◆ **Items listed in a dataset**
════════════════

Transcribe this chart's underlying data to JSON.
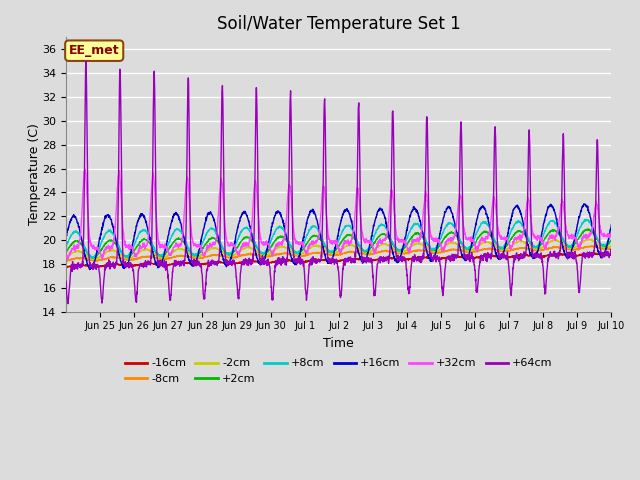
{
  "title": "Soil/Water Temperature Set 1",
  "xlabel": "Time",
  "ylabel": "Temperature (C)",
  "ylim": [
    14,
    37
  ],
  "yticks": [
    14,
    16,
    18,
    20,
    22,
    24,
    26,
    28,
    30,
    32,
    34,
    36
  ],
  "plot_bg_color": "#dcdcdc",
  "grid_color": "#ffffff",
  "annotation_text": "EE_met",
  "annotation_bg": "#ffff99",
  "annotation_border": "#8B4513",
  "annotation_text_color": "#8B0000",
  "series_colors": {
    "-16cm": "#cc0000",
    "-8cm": "#ff8800",
    "-2cm": "#cccc00",
    "+2cm": "#00bb00",
    "+8cm": "#00cccc",
    "+16cm": "#0000cc",
    "+32cm": "#ff44ff",
    "+64cm": "#9900bb"
  },
  "tick_labels": [
    "Jun 25",
    "Jun 26",
    "Jun 27",
    "Jun 28",
    "Jun 29",
    "Jun 30",
    "Jul 1",
    "Jul 2",
    "Jul 3",
    "Jul 4",
    "Jul 5",
    "Jul 6",
    "Jul 7",
    "Jul 8",
    "Jul 9",
    "Jul 10"
  ]
}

════════════════

◆ **BRIEF**
Tell how many lines include "Temperature". The number is the whole answer.

◆ **EXERCISE RESULT**
2